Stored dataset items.
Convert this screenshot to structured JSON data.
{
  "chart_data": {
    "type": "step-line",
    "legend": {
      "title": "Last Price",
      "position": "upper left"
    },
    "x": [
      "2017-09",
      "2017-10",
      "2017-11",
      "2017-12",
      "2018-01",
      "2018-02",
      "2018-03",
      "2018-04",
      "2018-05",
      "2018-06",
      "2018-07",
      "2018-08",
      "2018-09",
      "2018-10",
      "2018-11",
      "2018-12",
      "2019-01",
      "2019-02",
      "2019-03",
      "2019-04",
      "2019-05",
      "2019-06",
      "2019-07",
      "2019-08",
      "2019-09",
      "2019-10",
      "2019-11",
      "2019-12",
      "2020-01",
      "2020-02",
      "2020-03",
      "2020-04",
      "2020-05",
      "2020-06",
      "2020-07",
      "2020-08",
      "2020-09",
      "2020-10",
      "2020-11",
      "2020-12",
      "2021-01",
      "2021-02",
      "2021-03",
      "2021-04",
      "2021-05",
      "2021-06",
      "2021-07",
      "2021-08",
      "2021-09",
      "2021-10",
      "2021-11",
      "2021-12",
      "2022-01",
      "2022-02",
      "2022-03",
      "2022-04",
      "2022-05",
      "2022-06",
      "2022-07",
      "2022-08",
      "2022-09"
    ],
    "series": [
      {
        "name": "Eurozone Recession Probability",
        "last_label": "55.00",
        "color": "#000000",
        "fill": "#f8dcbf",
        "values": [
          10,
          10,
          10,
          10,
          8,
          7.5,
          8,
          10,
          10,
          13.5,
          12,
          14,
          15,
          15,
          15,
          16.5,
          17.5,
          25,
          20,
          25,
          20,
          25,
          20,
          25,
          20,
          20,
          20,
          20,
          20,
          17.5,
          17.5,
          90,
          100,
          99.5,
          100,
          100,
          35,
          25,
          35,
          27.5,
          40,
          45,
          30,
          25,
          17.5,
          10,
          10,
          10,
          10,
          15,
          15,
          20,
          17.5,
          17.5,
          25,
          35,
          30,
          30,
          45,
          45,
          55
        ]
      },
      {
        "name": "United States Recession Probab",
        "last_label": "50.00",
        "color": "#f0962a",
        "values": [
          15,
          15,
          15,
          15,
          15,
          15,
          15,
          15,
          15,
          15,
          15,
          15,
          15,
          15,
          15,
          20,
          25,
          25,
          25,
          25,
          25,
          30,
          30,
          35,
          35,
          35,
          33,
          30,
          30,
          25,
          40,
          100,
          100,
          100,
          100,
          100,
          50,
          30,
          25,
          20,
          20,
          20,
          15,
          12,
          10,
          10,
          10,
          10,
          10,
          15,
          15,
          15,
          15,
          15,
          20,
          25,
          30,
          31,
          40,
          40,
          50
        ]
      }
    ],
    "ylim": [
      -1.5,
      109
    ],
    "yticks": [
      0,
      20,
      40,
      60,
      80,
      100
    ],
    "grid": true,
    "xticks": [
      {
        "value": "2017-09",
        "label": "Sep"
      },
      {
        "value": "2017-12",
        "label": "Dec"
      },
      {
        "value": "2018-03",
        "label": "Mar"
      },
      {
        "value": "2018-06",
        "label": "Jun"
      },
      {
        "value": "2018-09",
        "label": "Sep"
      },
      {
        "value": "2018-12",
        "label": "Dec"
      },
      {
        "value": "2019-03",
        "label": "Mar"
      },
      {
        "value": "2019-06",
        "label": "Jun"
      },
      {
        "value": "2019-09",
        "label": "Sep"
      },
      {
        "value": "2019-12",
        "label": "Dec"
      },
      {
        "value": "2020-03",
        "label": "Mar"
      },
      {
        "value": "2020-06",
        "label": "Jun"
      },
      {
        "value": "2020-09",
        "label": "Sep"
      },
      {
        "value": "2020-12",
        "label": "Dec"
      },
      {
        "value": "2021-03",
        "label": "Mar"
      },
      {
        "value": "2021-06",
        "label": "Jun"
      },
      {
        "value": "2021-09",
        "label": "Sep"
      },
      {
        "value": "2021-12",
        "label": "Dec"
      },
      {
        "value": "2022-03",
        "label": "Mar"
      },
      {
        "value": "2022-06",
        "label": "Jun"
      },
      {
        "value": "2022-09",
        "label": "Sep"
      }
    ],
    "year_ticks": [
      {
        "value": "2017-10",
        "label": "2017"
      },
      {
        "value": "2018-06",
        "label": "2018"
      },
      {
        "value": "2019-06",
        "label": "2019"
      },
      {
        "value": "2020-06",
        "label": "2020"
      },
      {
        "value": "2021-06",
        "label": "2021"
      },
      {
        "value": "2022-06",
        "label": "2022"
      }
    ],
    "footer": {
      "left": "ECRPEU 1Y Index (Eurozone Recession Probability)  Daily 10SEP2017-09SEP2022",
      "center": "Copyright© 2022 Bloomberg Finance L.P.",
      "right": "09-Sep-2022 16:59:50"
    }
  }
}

Exercise. Repeat all entries. Match them exactly.

Complete response.
Convert this screenshot to structured JSON data.
{
  "chart_data": {
    "type": "step-line",
    "legend": {
      "title": "Last Price",
      "position": "upper left"
    },
    "x": [
      "2017-09",
      "2017-10",
      "2017-11",
      "2017-12",
      "2018-01",
      "2018-02",
      "2018-03",
      "2018-04",
      "2018-05",
      "2018-06",
      "2018-07",
      "2018-08",
      "2018-09",
      "2018-10",
      "2018-11",
      "2018-12",
      "2019-01",
      "2019-02",
      "2019-03",
      "2019-04",
      "2019-05",
      "2019-06",
      "2019-07",
      "2019-08",
      "2019-09",
      "2019-10",
      "2019-11",
      "2019-12",
      "2020-01",
      "2020-02",
      "2020-03",
      "2020-04",
      "2020-05",
      "2020-06",
      "2020-07",
      "2020-08",
      "2020-09",
      "2020-10",
      "2020-11",
      "2020-12",
      "2021-01",
      "2021-02",
      "2021-03",
      "2021-04",
      "2021-05",
      "2021-06",
      "2021-07",
      "2021-08",
      "2021-09",
      "2021-10",
      "2021-11",
      "2021-12",
      "2022-01",
      "2022-02",
      "2022-03",
      "2022-04",
      "2022-05",
      "2022-06",
      "2022-07",
      "2022-08",
      "2022-09"
    ],
    "series": [
      {
        "name": "Eurozone Recession Probability",
        "last_label": "55.00",
        "color": "#000000",
        "fill": "#f8dcbf",
        "values": [
          10,
          10,
          10,
          10,
          8,
          7.5,
          8,
          10,
          10,
          13.5,
          12,
          14,
          15,
          15,
          15,
          16.5,
          17.5,
          25,
          20,
          25,
          20,
          25,
          20,
          25,
          20,
          20,
          20,
          20,
          20,
          17.5,
          17.5,
          90,
          100,
          99.5,
          100,
          100,
          35,
          25,
          35,
          27.5,
          40,
          45,
          30,
          25,
          17.5,
          10,
          10,
          10,
          10,
          15,
          15,
          20,
          17.5,
          17.5,
          25,
          35,
          30,
          30,
          45,
          45,
          55
        ]
      },
      {
        "name": "United States Recession Probab",
        "last_label": "50.00",
        "color": "#f0962a",
        "values": [
          15,
          15,
          15,
          15,
          15,
          15,
          15,
          15,
          15,
          15,
          15,
          15,
          15,
          15,
          15,
          20,
          25,
          25,
          25,
          25,
          25,
          30,
          30,
          35,
          35,
          35,
          33,
          30,
          30,
          25,
          40,
          100,
          100,
          100,
          100,
          100,
          50,
          30,
          25,
          20,
          20,
          20,
          15,
          12,
          10,
          10,
          10,
          10,
          10,
          15,
          15,
          15,
          15,
          15,
          20,
          25,
          30,
          31,
          40,
          40,
          50
        ]
      }
    ],
    "ylim": [
      -1.5,
      109
    ],
    "yticks": [
      0,
      20,
      40,
      60,
      80,
      100
    ],
    "grid": true,
    "xticks": [
      {
        "value": "2017-09",
        "label": "Sep"
      },
      {
        "value": "2017-12",
        "label": "Dec"
      },
      {
        "value": "2018-03",
        "label": "Mar"
      },
      {
        "value": "2018-06",
        "label": "Jun"
      },
      {
        "value": "2018-09",
        "label": "Sep"
      },
      {
        "value": "2018-12",
        "label": "Dec"
      },
      {
        "value": "2019-03",
        "label": "Mar"
      },
      {
        "value": "2019-06",
        "label": "Jun"
      },
      {
        "value": "2019-09",
        "label": "Sep"
      },
      {
        "value": "2019-12",
        "label": "Dec"
      },
      {
        "value": "2020-03",
        "label": "Mar"
      },
      {
        "value": "2020-06",
        "label": "Jun"
      },
      {
        "value": "2020-09",
        "label": "Sep"
      },
      {
        "value": "2020-12",
        "label": "Dec"
      },
      {
        "value": "2021-03",
        "label": "Mar"
      },
      {
        "value": "2021-06",
        "label": "Jun"
      },
      {
        "value": "2021-09",
        "label": "Sep"
      },
      {
        "value": "2021-12",
        "label": "Dec"
      },
      {
        "value": "2022-03",
        "label": "Mar"
      },
      {
        "value": "2022-06",
        "label": "Jun"
      },
      {
        "value": "2022-09",
        "label": "Sep"
      }
    ],
    "year_ticks": [
      {
        "value": "2017-10",
        "label": "2017"
      },
      {
        "value": "2018-06",
        "label": "2018"
      },
      {
        "value": "2019-06",
        "label": "2019"
      },
      {
        "value": "2020-06",
        "label": "2020"
      },
      {
        "value": "2021-06",
        "label": "2021"
      },
      {
        "value": "2022-06",
        "label": "2022"
      }
    ],
    "footer": {
      "left": "ECRPEU 1Y Index (Eurozone Recession Probability)  Daily 10SEP2017-09SEP2022",
      "center": "Copyright© 2022 Bloomberg Finance L.P.",
      "right": "09-Sep-2022 16:59:50"
    }
  }
}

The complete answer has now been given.